EXERCISE INSTRUCTIONS: Copy all of the records below verbatim.
+ + + +
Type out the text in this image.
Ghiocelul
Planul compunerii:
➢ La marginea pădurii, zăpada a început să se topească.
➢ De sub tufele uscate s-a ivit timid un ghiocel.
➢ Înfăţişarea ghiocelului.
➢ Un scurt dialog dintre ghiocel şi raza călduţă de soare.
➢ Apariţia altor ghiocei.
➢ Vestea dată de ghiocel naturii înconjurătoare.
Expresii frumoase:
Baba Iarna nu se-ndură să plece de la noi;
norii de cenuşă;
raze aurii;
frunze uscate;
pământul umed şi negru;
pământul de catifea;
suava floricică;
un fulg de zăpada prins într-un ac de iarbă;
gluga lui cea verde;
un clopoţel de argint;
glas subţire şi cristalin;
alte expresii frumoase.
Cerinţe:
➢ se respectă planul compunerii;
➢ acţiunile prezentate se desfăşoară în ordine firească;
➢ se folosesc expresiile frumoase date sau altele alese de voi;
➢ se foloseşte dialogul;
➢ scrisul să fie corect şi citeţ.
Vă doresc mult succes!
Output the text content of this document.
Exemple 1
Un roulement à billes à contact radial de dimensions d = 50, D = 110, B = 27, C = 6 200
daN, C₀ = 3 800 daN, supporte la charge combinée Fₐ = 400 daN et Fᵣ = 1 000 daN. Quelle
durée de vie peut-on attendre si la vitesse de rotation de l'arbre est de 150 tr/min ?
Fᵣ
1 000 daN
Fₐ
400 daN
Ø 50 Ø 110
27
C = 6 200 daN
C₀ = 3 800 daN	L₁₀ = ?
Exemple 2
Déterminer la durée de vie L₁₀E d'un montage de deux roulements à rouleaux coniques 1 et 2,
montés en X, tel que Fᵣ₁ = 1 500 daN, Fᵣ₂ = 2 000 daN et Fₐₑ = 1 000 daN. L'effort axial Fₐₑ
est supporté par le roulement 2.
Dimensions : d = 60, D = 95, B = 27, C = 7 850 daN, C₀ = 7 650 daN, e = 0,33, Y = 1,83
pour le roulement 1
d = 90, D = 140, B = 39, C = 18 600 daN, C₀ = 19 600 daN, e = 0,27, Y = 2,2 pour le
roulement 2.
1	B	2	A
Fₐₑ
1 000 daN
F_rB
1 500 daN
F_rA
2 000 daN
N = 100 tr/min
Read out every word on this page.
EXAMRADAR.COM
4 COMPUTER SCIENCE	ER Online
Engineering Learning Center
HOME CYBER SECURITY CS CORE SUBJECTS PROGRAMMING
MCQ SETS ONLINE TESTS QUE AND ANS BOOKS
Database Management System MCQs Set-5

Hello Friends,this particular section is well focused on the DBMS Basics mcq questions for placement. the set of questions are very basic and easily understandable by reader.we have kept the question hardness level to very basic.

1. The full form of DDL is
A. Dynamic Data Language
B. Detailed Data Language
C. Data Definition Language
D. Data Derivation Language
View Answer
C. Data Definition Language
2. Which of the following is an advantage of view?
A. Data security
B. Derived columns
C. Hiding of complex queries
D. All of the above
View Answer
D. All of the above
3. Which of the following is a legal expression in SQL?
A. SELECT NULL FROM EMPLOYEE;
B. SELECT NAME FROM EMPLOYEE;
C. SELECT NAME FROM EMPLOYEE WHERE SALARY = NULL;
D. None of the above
+ + + +
OUTPUT:
Type out the text in this image.
Ghiocelul
Planul compunerii:
➢ La marginea pădurii, zăpada a început să se topească.
➢ De sub tufele uscate s-a ivit timid un ghiocel.
➢ Înfăţişarea ghiocelului.
➢ Un scurt dialog dintre ghiocel şi raza călduţă de soare.
➢ Apariţia altor ghiocei.
➢ Vestea dată de ghiocel naturii înconjurătoare.
Expresii frumoase:
Baba Iarna nu se-ndură să plece de la noi;
norii de cenuşă;
raze aurii;
frunze uscate;
pământul umed şi negru;
pământul de catifea;
suava floricică;
un fulg de zăpada prins într-un ac de iarbă;
gluga lui cea verde;
un clopoţel de argint;
glas subţire şi cristalin;
alte expresii frumoase.
Cerinţe:
➢ se respectă planul compunerii;
➢ acţiunile prezentate se desfăşoară în ordine firească;
➢ se folosesc expresiile frumoase date sau altele alese de voi;
➢ se foloseşte dialogul;
➢ scrisul să fie corect şi citeţ.
Vă doresc mult succes!
Output the text content of this document.
Exemple 1
Un roulement à billes à contact radial de dimensions d = 50, D = 110, B = 27, C = 6 200
daN, C₀ = 3 800 daN, supporte la charge combinée Fₐ = 400 daN et Fᵣ = 1 000 daN. Quelle
durée de vie peut-on attendre si la vitesse de rotation de l'arbre est de 150 tr/min ?
Fᵣ
1 000 daN
Fₐ
400 daN
Ø 50 Ø 110
27
C = 6 200 daN
C₀ = 3 800 daN	L₁₀ = ?
Exemple 2
Déterminer la durée de vie L₁₀E d'un montage de deux roulements à rouleaux coniques 1 et 2,
montés en X, tel que Fᵣ₁ = 1 500 daN, Fᵣ₂ = 2 000 daN et Fₐₑ = 1 000 daN. L'effort axial Fₐₑ
est supporté par le roulement 2.
Dimensions : d = 60, D = 95, B = 27, C = 7 850 daN, C₀ = 7 650 daN, e = 0,33, Y = 1,83
pour le roulement 1
d = 90, D = 140, B = 39, C = 18 600 daN, C₀ = 19 600 daN, e = 0,27, Y = 2,2 pour le
roulement 2.
1	B	2	A
Fₐₑ
1 000 daN
F_rB
1 500 daN
F_rA
2 000 daN
N = 100 tr/min
Read out every word on this page.
EXAMRADAR.COM
4 COMPUTER SCIENCE	ER Online
Engineering Learning Center
HOME CYBER SECURITY CS CORE SUBJECTS PROGRAMMING
MCQ SETS ONLINE TESTS QUE AND ANS BOOKS
Database Management System MCQs Set-5

Hello Friends,this particular section is well focused on the DBMS Basics mcq questions for placement. the set of questions are very basic and easily understandable by reader.we have kept the question hardness level to very basic.

1. The full form of DDL is
A. Dynamic Data Language
B. Detailed Data Language
C. Data Definition Language
D. Data Derivation Language
View Answer
C. Data Definition Language
2. Which of the following is an advantage of view?
A. Data security
B. Derived columns
C. Hiding of complex queries
D. All of the above
View Answer
D. All of the above
3. Which of the following is a legal expression in SQL?
A. SELECT NULL FROM EMPLOYEE;
B. SELECT NAME FROM EMPLOYEE;
C. SELECT NAME FROM EMPLOYEE WHERE SALARY = NULL;
D. None of the above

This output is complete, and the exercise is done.